Provided text:
Snapshot
- A 4-year-old girl falls down on the playground and is rushed to the emergency room. Her work-up reveals a new fracture in her right tibia, as well as multiple old fractures in her bilateral arms and legs at various stages of healing. Her physician is concerned about child abuse, but communication with the girl’s pediatrician reaveals her condition. On exam, her sclera are blue.
Introduction
- Defect in production of type I collagen causing abnormal, fragile bones that fracture easily
- Most commonly autosomal dominant
- also autosomal recessive
- Also known as “brittle bone disease”
- Pathogenesis
- type I collagen = most common type (90% of all)
- found in bone, skin, tendon, dentin, cornea, wound repair, fascia
- result from
- defect in forming triple helix (procollagen) = abnormal collagen
- defective glycosylation of hydroxylysine residues
- ↓ production of type I collagen
- defect in forming triple helix (procollagen) = abnormal collagen
- type I collagen = most common type (90% of all)

Dataset records:
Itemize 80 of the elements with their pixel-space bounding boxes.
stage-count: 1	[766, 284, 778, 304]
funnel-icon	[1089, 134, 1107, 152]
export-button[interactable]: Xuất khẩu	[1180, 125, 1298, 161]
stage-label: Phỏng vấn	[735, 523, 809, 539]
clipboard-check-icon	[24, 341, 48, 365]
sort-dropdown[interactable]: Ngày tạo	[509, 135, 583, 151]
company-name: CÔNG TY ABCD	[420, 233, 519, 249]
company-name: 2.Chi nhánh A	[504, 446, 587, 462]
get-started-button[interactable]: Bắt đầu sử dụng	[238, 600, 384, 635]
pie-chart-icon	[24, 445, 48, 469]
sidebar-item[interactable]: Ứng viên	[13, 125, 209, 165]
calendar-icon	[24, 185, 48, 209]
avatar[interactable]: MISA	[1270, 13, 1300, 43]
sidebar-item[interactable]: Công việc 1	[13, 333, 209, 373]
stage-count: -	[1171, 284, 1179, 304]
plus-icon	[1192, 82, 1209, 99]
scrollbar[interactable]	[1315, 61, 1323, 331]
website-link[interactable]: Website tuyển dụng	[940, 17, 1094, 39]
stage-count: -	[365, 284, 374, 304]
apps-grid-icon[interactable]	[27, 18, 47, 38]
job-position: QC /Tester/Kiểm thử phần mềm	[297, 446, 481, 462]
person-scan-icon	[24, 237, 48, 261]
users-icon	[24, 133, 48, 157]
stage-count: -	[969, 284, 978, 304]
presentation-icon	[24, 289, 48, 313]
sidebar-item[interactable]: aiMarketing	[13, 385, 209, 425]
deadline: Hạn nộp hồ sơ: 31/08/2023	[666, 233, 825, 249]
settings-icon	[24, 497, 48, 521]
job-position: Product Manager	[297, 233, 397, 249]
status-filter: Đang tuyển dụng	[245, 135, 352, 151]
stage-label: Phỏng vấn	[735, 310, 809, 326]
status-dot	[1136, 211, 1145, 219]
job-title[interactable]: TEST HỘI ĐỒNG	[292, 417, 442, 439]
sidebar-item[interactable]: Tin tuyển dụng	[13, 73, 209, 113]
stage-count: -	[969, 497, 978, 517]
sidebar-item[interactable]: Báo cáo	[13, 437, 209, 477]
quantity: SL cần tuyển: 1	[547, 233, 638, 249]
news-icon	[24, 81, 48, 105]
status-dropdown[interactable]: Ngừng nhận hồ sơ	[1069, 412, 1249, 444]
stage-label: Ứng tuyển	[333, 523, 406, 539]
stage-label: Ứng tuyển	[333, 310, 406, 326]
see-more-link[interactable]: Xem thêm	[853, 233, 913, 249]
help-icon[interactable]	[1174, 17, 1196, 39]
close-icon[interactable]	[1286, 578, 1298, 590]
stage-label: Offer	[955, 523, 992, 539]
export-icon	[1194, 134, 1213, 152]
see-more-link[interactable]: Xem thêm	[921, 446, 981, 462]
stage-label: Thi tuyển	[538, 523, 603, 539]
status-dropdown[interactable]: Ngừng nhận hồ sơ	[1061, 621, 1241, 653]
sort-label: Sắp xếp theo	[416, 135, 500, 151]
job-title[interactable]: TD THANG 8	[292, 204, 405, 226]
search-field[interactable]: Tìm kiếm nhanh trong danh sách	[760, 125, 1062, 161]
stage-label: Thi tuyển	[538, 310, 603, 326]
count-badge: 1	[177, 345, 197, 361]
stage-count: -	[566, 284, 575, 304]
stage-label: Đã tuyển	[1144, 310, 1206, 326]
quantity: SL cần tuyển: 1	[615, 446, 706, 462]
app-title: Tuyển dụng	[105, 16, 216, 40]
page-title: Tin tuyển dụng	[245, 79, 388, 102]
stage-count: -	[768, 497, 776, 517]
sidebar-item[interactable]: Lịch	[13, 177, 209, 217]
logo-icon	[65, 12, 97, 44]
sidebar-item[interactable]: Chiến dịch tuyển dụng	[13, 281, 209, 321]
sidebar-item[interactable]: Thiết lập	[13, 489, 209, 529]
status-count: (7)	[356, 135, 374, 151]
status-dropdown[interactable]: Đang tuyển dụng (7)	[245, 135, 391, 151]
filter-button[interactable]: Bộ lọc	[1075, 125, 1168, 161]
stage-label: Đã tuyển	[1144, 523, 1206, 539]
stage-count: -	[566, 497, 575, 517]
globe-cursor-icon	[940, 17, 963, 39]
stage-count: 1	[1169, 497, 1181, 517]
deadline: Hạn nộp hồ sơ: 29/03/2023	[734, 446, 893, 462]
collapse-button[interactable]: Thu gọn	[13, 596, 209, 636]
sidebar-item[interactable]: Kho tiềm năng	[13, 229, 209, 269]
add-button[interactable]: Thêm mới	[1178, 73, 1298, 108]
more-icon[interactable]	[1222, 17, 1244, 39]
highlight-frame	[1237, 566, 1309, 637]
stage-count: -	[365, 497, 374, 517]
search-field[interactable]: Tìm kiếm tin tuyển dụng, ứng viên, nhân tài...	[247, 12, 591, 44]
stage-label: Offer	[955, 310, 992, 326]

Task brief:
Write the next part of the text on brittle bone disease, starting after its last line. You don't need the records for this.

Answer for this exercise:
- Often confused with child abuse
Presentation
- Symptoms
- recurrent fractures with minimal force
- often during birth
- recurrent fractures with minimal force
- Physical exam
- dental abnormalities (brown, opalescent teeth)
Evaluation
- Diagnosis made by clinical and radiographic findings (skeletal survey)
- Confirmed with DNA (blood or saliva) or protein testing (skin biopsy)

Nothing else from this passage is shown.